-- ЗАДАНИЯ --
(a) Кому раньше принадлежала яхта, ставшая судном «Московский университет», согласно фрагменту об океанологии?
(b) Перепиши часть фрагмента об океанологии от слов «Мой путь в океанологию» до слов «посвящённую этой тематике.» включительно, заменив «седьмого» на «пятого».

-- ФРАГМЕНТ ТЕКСТА --
------------

Когда произошла ваша первая встреча с океаном?
Мой путь в океанологию весьма необычный. Я с седьмого класса хотел стать именно океанологом. Помню, что тогда я прочитал несколько научно-популярных и художественных книг про разные путешествия. Меня, вообще, очень привлекало все, что связано с путешествиями. А потом меня стали интересовать морские путешествия. Я все время читал литературу, посвящённую этой тематике.
Сначала хотел стать моряком, но в конце концов, захотел стать океанологом, узнал, в каких университетах учатся на эту специальность, и поступил на географический факультет МГУ имени М.В. Ломоносова. Уже будучи студентом первого курса, я выбрал кафедру океанологии. По сей день студенты этой кафедры после второго курса проходят морскую практику. Это и была моя первая встреча с Черным морем, но пока не океаном.
В тот момент у Московского университета было два научно-исследовательских судна.
Расскажите, пожалуйста, об этом поподробнее…
Это было где-то в 1977-ом году. Судна «Московский университет» и «Академик Петровский». Сейчас, по-моему, хотя могу ошибаться, у МГУ нет своих судов.
Так, одно судно, «Московский университет», было старое, – это была бывшая яхта Геринга, захваченная в ходе Второй мировой войны. Затем ее забрали в качестве контрибуции, переделали в яхту Сталина. Однако на ней плавал не вождь, а Ворошилов, который пошел на яхте из Крыма к Кавказу. С моря Ворошилова охраняли четыре эсминца, но потом грузины его обстреляли с берега из крупнокалиберных пулеметов. А на обратном пути Ворошилов подарил эту яхту пионерам «Артека». Чтобы вы понимали, это была моторная яхта – валкая, но мореходная.
Однако «Артек» не смог ее правильно эксплуатировать, и тогда пионеры сдали ее на металлолом. Московский университет выкупил яхту из металлолома за какую-то смехотворную сумму, а потом сделал из нее научно-учебное судно.
Мы месяц провели на борту этого судна – учились делать глубоководные океанологические станции, опускать батометры, сейчас уже с такими приборами никто не работает, производили метеорологические наблюдения, даже буйковую станцию поставили. Затем после третьего и четвертого курса, как любой студент кафедры океанологии, я проходил производственную практику на настоящих научно-исследовательских судах. Это были большие суда в Атлантике, на которых мы находились сто и более суток.

------------

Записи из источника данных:

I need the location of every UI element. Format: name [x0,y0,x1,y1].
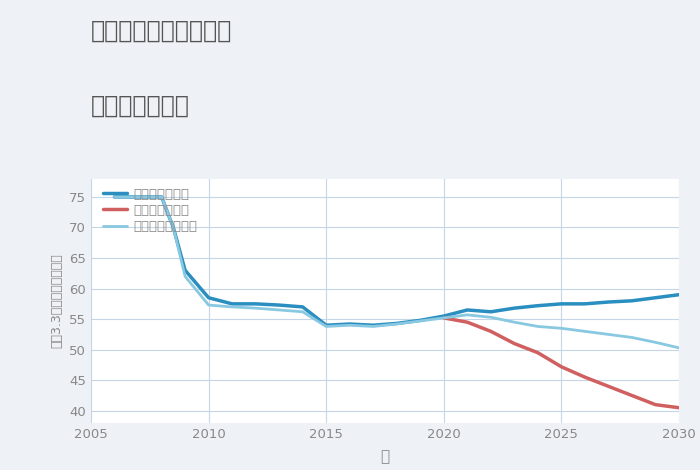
バッドシナリオ [675,405,683,411]
グッドシナリオ [533,303,542,308]
ノーマルシナリオ [651,339,659,345]
ノーマルシナリオ [204,302,213,308]
ノーマルシナリオ [134,194,142,200]
バッドシナリオ [463,320,472,325]
バッドシナリオ [628,393,636,399]
ノーマルシナリオ [158,194,166,200]
ノーマルシナリオ [416,318,424,324]
グッドシナリオ [369,322,377,328]
グッドシナリオ [486,309,495,314]
バッドシナリオ [533,350,542,356]
グッドシナリオ [204,295,213,301]
バッドシナリオ [581,374,589,380]
グッドシナリオ [463,307,472,313]
グッドシナリオ [651,295,659,301]
グッドシナリオ [393,321,401,326]
ノーマルシナリオ [111,194,119,200]
グッドシナリオ [251,301,260,307]
ノーマルシナリオ [228,304,237,310]
ノーマルシナリオ [393,321,401,327]
ノーマルシナリオ [181,274,189,279]
グッドシナリオ [158,194,166,200]
Line: グッドシナリオ: グッドシナリオ [115,197,679,325]
ノーマルシナリオ [628,335,636,340]
グッドシナリオ [557,301,566,307]
グッドシナリオ [298,304,307,310]
グッドシナリオ [440,313,448,319]
バッドシナリオ [440,315,448,321]
グッドシナリオ [346,321,354,327]
Text: 奈良県奈良市柳生町の: 奈良県奈良市柳生町の [91,19,232,43]
バッドシナリオ [651,402,659,407]
Legend: グッドシナリオ, バッドシナリオ, ノーマルシナリオ: グッドシナリオ, バッドシナリオ, ノーマルシナリオ [104,188,198,233]
グッドシナリオ [228,301,237,307]
ノーマルシナリオ [322,324,330,329]
ノーマルシナリオ [346,322,354,328]
グッドシナリオ [322,322,330,328]
バッドシナリオ [486,329,495,334]
グッドシナリオ [510,306,519,311]
グッドシナリオ [169,225,178,230]
バッドシナリオ [604,384,612,389]
バッドシナリオ [557,364,566,369]
ノーマルシナリオ [251,306,260,311]
グッドシナリオ [181,267,189,273]
ノーマルシナリオ [440,315,448,321]
グッドシナリオ [675,292,683,298]
ノーマルシナリオ [604,332,612,337]
ノーマルシナリオ [675,345,683,351]
グッドシナリオ [416,318,424,323]
ノーマルシナリオ [486,314,495,320]
グッドシナリオ [628,298,636,304]
グッドシナリオ [111,194,119,200]
グッドシナリオ [581,301,589,307]
グッドシナリオ [604,299,612,305]
グッドシナリオ [275,302,284,308]
Text: 土地の価格推移: 土地の価格推移 [91,94,190,118]
Line: バッドシナリオ: バッドシナリオ [444,318,679,408]
ノーマルシナリオ [298,309,307,314]
ノーマルシナリオ [581,329,589,334]
ノーマルシナリオ [510,320,519,325]
Line: ノーマルシナリオ: ノーマルシナリオ [115,197,679,348]
ノーマルシナリオ [275,307,284,313]
X-axis label: 年: 年 [380,449,390,464]
ノーマルシナリオ [557,325,566,331]
バッドシナリオ [510,341,519,346]
ノーマルシナリオ [169,225,178,230]
グッドシナリオ [134,194,142,200]
ノーマルシナリオ [533,324,542,329]
ノーマルシナリオ [463,312,472,318]
Y-axis label: 坪（3.3㎡）単価（万円）: 坪（3.3㎡）単価（万円） [50,253,64,348]
ノーマルシナリオ [369,324,377,329]
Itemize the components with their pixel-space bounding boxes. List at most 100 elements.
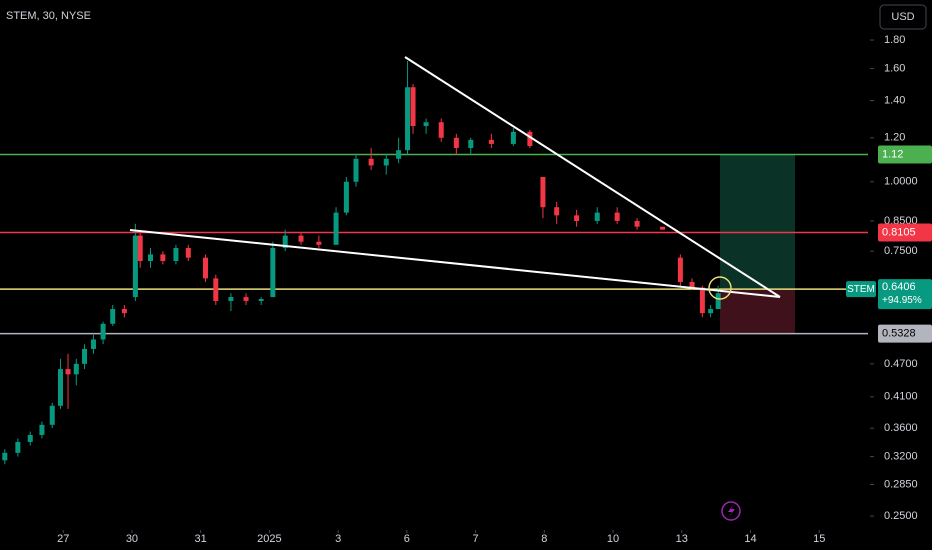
loss-zone	[720, 289, 795, 334]
candle-body	[137, 235, 143, 262]
candle-body	[49, 405, 55, 425]
currency-button[interactable]	[879, 4, 927, 30]
x-tick-label: 6	[404, 533, 410, 545]
candle-body	[453, 137, 459, 149]
y-tick-label: 1.60	[884, 62, 905, 74]
change-label: +94.95%	[882, 295, 922, 306]
candle-body	[57, 369, 63, 406]
candle-body	[368, 158, 374, 166]
y-tick-label: 0.3600	[884, 422, 918, 434]
candle-body	[258, 299, 264, 301]
x-tick-label: 8	[541, 533, 547, 545]
currency-label[interactable]: USD	[891, 11, 914, 23]
candle-body	[677, 257, 683, 282]
x-tick-label: 14	[744, 533, 756, 545]
symbol-title: STEM, 30, NYSE	[6, 10, 91, 22]
level-label: 0.8105	[882, 226, 916, 238]
y-tick-label: 1.20	[884, 132, 905, 144]
candle-body	[699, 287, 705, 314]
level-label: 0.5328	[882, 328, 916, 340]
candle-body	[410, 87, 416, 127]
trend-line	[404, 56, 781, 298]
y-tick-label: 0.4100	[884, 391, 918, 403]
x-tick-label: 15	[813, 533, 825, 545]
y-tick-label: 0.2500	[884, 510, 918, 522]
candle-body	[353, 158, 359, 182]
candle-body	[82, 348, 88, 364]
candle-body	[2, 452, 8, 461]
candle-body	[574, 215, 580, 221]
trend-line	[129, 229, 781, 298]
candle-body	[554, 207, 560, 216]
candle-body	[540, 177, 546, 208]
candle-body	[468, 139, 474, 149]
candle-body	[527, 131, 533, 146]
candle-body	[148, 254, 154, 262]
y-tick-label: 1.40	[884, 95, 905, 107]
candle-body	[488, 139, 494, 144]
candle-body	[100, 323, 106, 340]
candle-body	[298, 235, 304, 242]
candle-body	[65, 369, 71, 375]
y-tick-label: 0.2850	[884, 478, 918, 490]
candle-body	[90, 339, 96, 349]
candle-body	[270, 247, 276, 298]
symbol-label: STEM	[847, 284, 875, 295]
candle-body	[282, 235, 288, 248]
x-tick-label: 13	[676, 533, 688, 545]
candle-body	[614, 212, 620, 221]
candle-body	[510, 131, 516, 144]
event-icon[interactable]	[721, 501, 741, 521]
candle-body	[121, 309, 127, 314]
candle-body	[423, 122, 429, 127]
candle-body	[202, 257, 208, 279]
y-tick-label: 0.7500	[884, 245, 918, 257]
y-tick-label: 1.80	[884, 34, 905, 46]
level-label: 1.12	[882, 148, 903, 160]
candle-body	[185, 247, 191, 258]
candle-body	[132, 235, 138, 298]
symbol-badge	[846, 281, 876, 298]
profit-zone	[720, 154, 795, 290]
x-tick-label: 3	[335, 533, 341, 545]
candle-body	[343, 181, 349, 213]
plot-area	[0, 61, 868, 465]
candle-body	[39, 424, 45, 435]
x-tick-label: 2025	[257, 533, 281, 545]
candle-body	[160, 254, 166, 262]
candle-body	[173, 247, 179, 262]
candle-body	[316, 241, 322, 245]
candle-body	[15, 441, 21, 453]
lightning	[728, 505, 735, 517]
price-axis: 1.801.601.401.201.00000.85000.75000.4700…	[57, 34, 932, 545]
y-tick-label: 0.3200	[884, 450, 918, 462]
highlight-circle	[708, 276, 732, 300]
candle-body	[708, 309, 714, 314]
level-badge	[878, 324, 932, 343]
price-label: 0.6406	[882, 281, 916, 293]
x-tick-label: 30	[126, 533, 138, 545]
candle-body	[689, 281, 695, 288]
candle-body	[594, 212, 600, 221]
x-tick-label: 7	[473, 533, 479, 545]
candle-body	[213, 278, 219, 301]
x-tick-label: 10	[607, 533, 619, 545]
candle-body	[634, 220, 640, 227]
candle-body	[660, 226, 666, 230]
position-zones	[720, 154, 795, 334]
candle-body	[438, 122, 444, 138]
candle-body	[333, 212, 339, 245]
price-badge	[878, 279, 932, 310]
level-badge	[878, 145, 932, 164]
candle-body	[110, 309, 116, 324]
candle-body	[27, 434, 33, 442]
candle-body	[73, 363, 79, 375]
candle-body	[383, 158, 389, 166]
candle-body	[396, 150, 402, 159]
x-tick-label: 27	[57, 533, 69, 545]
level-badge	[878, 223, 932, 242]
x-tick-label: 31	[195, 533, 207, 545]
y-tick-label: 1.0000	[884, 176, 918, 188]
y-tick-label: 0.4700	[884, 358, 918, 370]
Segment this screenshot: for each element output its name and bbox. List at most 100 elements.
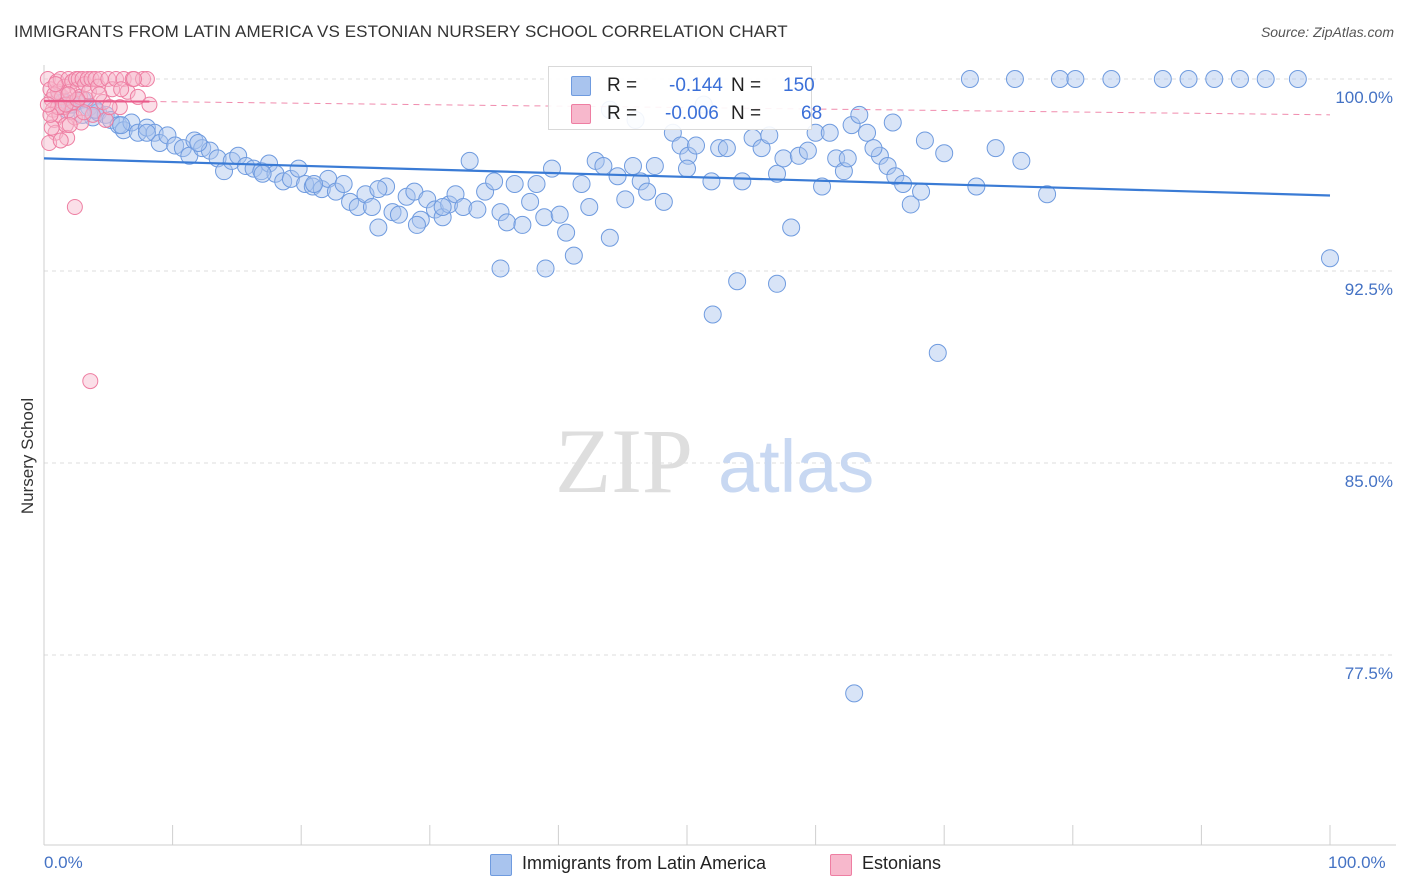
legend-swatch-blue <box>571 76 591 96</box>
data-point-latin-america <box>521 192 540 211</box>
x-tick-label-min: 0.0% <box>44 853 83 872</box>
data-point-latin-america <box>623 157 642 176</box>
data-point-latin-america <box>638 182 657 201</box>
data-point-estonians <box>39 96 56 113</box>
axis-layer <box>43 65 1396 846</box>
data-point-latin-america <box>253 164 272 183</box>
data-point-latin-america <box>1066 70 1085 88</box>
data-point-latin-america <box>289 159 308 178</box>
data-point-latin-america <box>158 126 177 145</box>
data-point-latin-america <box>460 151 479 170</box>
data-point-latin-america <box>189 134 208 152</box>
data-point-estonians <box>82 373 99 390</box>
data-point-latin-america <box>912 182 931 201</box>
data-point-latin-america <box>798 141 817 160</box>
data-point-latin-america <box>1205 70 1224 88</box>
data-point-latin-america <box>1230 70 1249 88</box>
y-tick-label: 100.0% <box>1335 88 1393 107</box>
data-point-estonians <box>138 71 155 87</box>
data-point-latin-america <box>710 139 729 158</box>
data-point-estonians <box>39 71 56 87</box>
data-point-latin-america <box>535 208 554 227</box>
data-point-latin-america <box>137 123 156 142</box>
data-point-latin-america <box>631 172 650 191</box>
data-point-latin-america <box>671 136 690 155</box>
data-point-latin-america <box>564 246 583 265</box>
data-point-latin-america <box>820 123 839 142</box>
data-point-latin-america <box>733 172 752 191</box>
data-point-estonians <box>52 132 69 149</box>
data-point-latin-america <box>864 139 883 158</box>
watermark: ZIP atlas <box>555 410 874 512</box>
data-point-latin-america <box>1179 70 1198 88</box>
legend-r-value: -0.006 <box>665 103 719 124</box>
data-point-estonians <box>66 199 83 215</box>
data-point-latin-america <box>901 195 920 214</box>
data-point-latin-america <box>1005 70 1024 88</box>
data-point-latin-america <box>935 144 954 163</box>
data-point-latin-america <box>1102 70 1121 88</box>
data-point-latin-america <box>838 149 857 168</box>
y-tick-label: 85.0% <box>1345 472 1393 491</box>
data-point-estonians <box>141 96 158 113</box>
data-point-latin-america <box>678 159 696 178</box>
legend-swatch-pink <box>571 104 591 124</box>
series-estonians-points <box>39 71 158 390</box>
data-point-latin-america <box>580 198 599 216</box>
data-point-latin-america <box>717 139 736 158</box>
data-point-latin-america <box>542 159 561 178</box>
data-point-latin-america <box>536 259 555 278</box>
data-point-latin-america <box>1288 70 1307 88</box>
data-point-latin-america <box>260 154 279 173</box>
data-point-latin-america <box>1050 70 1069 88</box>
data-point-latin-america <box>645 157 664 176</box>
data-point-latin-america <box>1256 70 1275 88</box>
y-tick-label: 92.5% <box>1345 280 1393 299</box>
data-point-latin-america <box>497 213 516 232</box>
data-point-latin-america <box>550 205 569 224</box>
bottom-legend-label: Estonians <box>862 853 942 873</box>
correlation-legend: R = -0.144 N = 150 R = -0.006 N = 68 <box>548 66 822 130</box>
data-point-estonians <box>81 83 98 100</box>
data-point-latin-america <box>96 105 115 124</box>
data-point-latin-america <box>485 172 504 191</box>
watermark-zip: ZIP <box>555 410 693 512</box>
data-point-estonians <box>60 86 77 103</box>
data-point-latin-america <box>476 182 495 201</box>
y-tick-label: 77.5% <box>1345 664 1393 683</box>
legend-n-value: 68 <box>801 103 823 124</box>
data-point-estonians <box>126 71 143 87</box>
data-point-latin-america <box>362 198 381 216</box>
data-point-latin-america <box>407 215 426 234</box>
data-point-estonians <box>59 129 76 146</box>
data-point-latin-america <box>112 116 131 135</box>
data-point-latin-america <box>468 200 487 219</box>
data-point-latin-america <box>305 174 324 193</box>
data-point-latin-america <box>782 218 801 237</box>
legend-r-label: R = <box>607 103 638 124</box>
data-point-latin-america <box>774 149 793 168</box>
data-point-latin-america <box>281 169 300 188</box>
bottom-legend-swatch-blue <box>490 854 512 876</box>
data-point-latin-america <box>878 157 897 176</box>
y-axis-title: Nursery School <box>18 397 37 515</box>
trendline-estonians <box>43 99 150 103</box>
data-point-latin-america <box>369 180 388 199</box>
data-point-latin-america <box>870 146 889 165</box>
data-point-latin-america <box>768 274 787 293</box>
data-point-latin-america <box>654 192 673 211</box>
data-point-latin-america <box>600 228 619 247</box>
data-point-estonians <box>113 81 130 98</box>
series-latin-america-points <box>50 70 1339 703</box>
legend-r-label: R = <box>607 75 638 96</box>
data-point-latin-america <box>369 218 388 237</box>
data-point-estonians <box>47 76 64 93</box>
data-point-estonians <box>61 117 78 134</box>
data-point-estonians <box>42 106 59 123</box>
data-point-latin-america <box>858 123 877 142</box>
data-point-latin-america <box>883 113 902 132</box>
data-point-estonians <box>101 99 118 116</box>
data-point-latin-america <box>572 174 591 193</box>
data-point-latin-america <box>527 174 546 193</box>
data-point-latin-america <box>703 305 722 324</box>
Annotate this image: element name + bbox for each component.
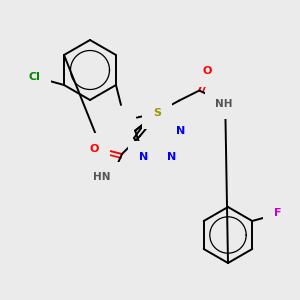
Text: NH: NH	[215, 99, 233, 109]
Text: F: F	[274, 208, 282, 218]
Text: N: N	[139, 152, 148, 162]
Text: N: N	[176, 126, 185, 136]
Text: HN: HN	[93, 172, 111, 182]
Text: Cl: Cl	[28, 72, 40, 82]
Text: O: O	[202, 66, 212, 76]
Text: N: N	[167, 152, 177, 162]
Text: S: S	[153, 108, 161, 118]
Text: O: O	[89, 144, 99, 154]
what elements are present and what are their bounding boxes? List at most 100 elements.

------------

-- ОТВЕТЫ --
(a) Это была бывшая яхта Геринга.

(b)
Мой путь в океанологию весьма необычный. Я с пятого класса хотел стать именно океанологом. Помню, что тогда я прочитал несколько научно-популярных и художественных книг про разные путешествия. Меня, вообще, очень привлекало все, что связано с путешествиями. А потом меня стали интересовать морские путешествия. Я все время читал литературу, посвящённую этой тематике.